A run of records
----
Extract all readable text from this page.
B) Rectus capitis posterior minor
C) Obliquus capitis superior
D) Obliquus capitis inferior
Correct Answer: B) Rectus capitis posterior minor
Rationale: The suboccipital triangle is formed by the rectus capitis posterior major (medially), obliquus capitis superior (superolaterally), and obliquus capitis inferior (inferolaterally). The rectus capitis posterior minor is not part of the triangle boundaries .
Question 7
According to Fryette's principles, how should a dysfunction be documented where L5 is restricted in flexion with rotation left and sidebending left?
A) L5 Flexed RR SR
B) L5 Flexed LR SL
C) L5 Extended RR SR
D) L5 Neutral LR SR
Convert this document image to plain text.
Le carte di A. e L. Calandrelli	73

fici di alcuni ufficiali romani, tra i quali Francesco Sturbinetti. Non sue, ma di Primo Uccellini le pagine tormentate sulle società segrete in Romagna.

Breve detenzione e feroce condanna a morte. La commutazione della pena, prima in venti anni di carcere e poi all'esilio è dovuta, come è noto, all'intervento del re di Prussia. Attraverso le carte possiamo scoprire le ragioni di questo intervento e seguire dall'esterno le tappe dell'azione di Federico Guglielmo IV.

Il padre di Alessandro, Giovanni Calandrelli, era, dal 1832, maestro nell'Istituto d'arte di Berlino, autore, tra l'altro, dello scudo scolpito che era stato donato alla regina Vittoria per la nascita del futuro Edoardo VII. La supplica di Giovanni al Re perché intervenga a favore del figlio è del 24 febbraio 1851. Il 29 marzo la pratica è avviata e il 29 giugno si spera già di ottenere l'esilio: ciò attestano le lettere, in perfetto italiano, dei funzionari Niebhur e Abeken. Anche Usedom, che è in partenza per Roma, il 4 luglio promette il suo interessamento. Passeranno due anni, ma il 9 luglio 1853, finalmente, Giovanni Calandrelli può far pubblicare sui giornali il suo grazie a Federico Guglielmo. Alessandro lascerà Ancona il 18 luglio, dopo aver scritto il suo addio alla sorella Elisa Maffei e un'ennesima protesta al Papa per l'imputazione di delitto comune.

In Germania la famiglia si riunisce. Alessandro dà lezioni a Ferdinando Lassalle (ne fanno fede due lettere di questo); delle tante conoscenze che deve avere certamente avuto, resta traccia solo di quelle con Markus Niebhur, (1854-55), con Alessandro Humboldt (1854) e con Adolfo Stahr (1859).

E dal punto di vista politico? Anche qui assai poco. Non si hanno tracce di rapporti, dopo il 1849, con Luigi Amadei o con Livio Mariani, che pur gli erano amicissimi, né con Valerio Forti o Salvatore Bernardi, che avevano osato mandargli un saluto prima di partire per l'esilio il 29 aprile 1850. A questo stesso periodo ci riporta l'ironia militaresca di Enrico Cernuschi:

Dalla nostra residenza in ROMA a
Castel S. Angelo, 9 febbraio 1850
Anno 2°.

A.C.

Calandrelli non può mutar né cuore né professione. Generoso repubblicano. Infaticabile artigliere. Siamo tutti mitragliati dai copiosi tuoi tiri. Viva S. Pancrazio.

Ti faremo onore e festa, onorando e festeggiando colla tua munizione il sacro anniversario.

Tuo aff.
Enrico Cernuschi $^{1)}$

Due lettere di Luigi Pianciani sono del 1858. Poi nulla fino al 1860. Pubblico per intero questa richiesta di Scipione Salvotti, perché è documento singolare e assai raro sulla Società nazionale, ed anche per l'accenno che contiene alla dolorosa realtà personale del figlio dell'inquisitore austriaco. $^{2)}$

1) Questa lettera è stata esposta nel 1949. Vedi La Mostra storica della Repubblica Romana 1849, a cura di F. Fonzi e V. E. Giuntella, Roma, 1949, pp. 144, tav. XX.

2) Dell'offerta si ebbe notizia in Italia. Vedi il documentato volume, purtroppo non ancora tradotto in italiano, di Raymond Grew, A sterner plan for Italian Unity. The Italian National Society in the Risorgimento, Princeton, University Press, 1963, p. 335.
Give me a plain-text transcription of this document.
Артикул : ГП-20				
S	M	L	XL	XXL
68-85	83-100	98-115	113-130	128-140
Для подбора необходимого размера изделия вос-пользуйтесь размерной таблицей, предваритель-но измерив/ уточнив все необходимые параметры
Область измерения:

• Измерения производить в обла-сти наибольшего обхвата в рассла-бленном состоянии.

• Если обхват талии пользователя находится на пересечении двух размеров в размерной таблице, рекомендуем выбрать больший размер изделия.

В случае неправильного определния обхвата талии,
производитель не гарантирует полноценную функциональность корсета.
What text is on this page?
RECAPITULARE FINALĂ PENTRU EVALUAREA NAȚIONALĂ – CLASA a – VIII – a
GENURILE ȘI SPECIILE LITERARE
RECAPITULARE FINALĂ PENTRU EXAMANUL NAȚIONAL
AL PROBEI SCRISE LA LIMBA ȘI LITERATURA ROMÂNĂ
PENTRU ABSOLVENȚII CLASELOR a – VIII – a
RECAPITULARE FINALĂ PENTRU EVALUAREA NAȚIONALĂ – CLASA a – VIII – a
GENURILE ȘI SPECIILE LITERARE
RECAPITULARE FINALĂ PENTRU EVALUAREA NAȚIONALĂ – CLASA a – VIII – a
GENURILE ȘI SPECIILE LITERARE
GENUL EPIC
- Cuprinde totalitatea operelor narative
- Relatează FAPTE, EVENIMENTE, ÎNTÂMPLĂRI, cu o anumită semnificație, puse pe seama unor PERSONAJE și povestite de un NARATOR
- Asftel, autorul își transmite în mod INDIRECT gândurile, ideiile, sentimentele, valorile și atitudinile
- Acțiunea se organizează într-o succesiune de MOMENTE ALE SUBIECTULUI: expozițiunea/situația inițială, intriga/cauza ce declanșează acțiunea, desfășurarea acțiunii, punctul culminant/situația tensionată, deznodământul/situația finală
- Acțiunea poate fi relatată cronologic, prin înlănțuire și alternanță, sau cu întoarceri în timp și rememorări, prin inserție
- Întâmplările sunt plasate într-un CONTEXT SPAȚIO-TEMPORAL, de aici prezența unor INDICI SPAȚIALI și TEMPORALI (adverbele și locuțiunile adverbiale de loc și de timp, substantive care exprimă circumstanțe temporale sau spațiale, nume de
----
TASK INSTRUCTIONS: Select all lines with the word "Federico" from the entries above.

WRITTEN ANSWER:
Breve detenzione e feroce condanna a morte. La commutazione della pena, prima in venti anni di carcere e poi all'esilio è dovuta, come è noto, all'intervento del re di Prussia. Attraverso le carte possiamo scoprire le ragioni di questo intervento e seguire dall'esterno le tappe dell'azione di Federico Guglielmo IV.
Il padre di Alessandro, Giovanni Calandrelli, era, dal 1832, maestro nell'Istituto d'arte di Berlino, autore, tra l'altro, dello scudo scolpito che era stato donato alla regina Vittoria per la nascita del futuro Edoardo VII. La supplica di Giovanni al Re perché intervenga a favore del figlio è del 24 febbraio 1851. Il 29 marzo la pratica è avviata e il 29 giugno si spera già di ottenere l'esilio: ciò attestano le lettere, in perfetto italiano, dei funzionari Niebhur e Abeken. Anche Usedom, che è in partenza per Roma, il 4 luglio promette il suo interessamento. Passeranno due anni, ma il 9 luglio 1853, finalmente, Giovanni Calandrelli può far pubblicare sui giornali il suo grazie a Federico Guglielmo. Alessandro lascerà Ancona il 18 luglio, dopo aver scritto il suo addio alla sorella Elisa Maffei e un'ennesima protesta al Papa per l'imputazione di delitto comune.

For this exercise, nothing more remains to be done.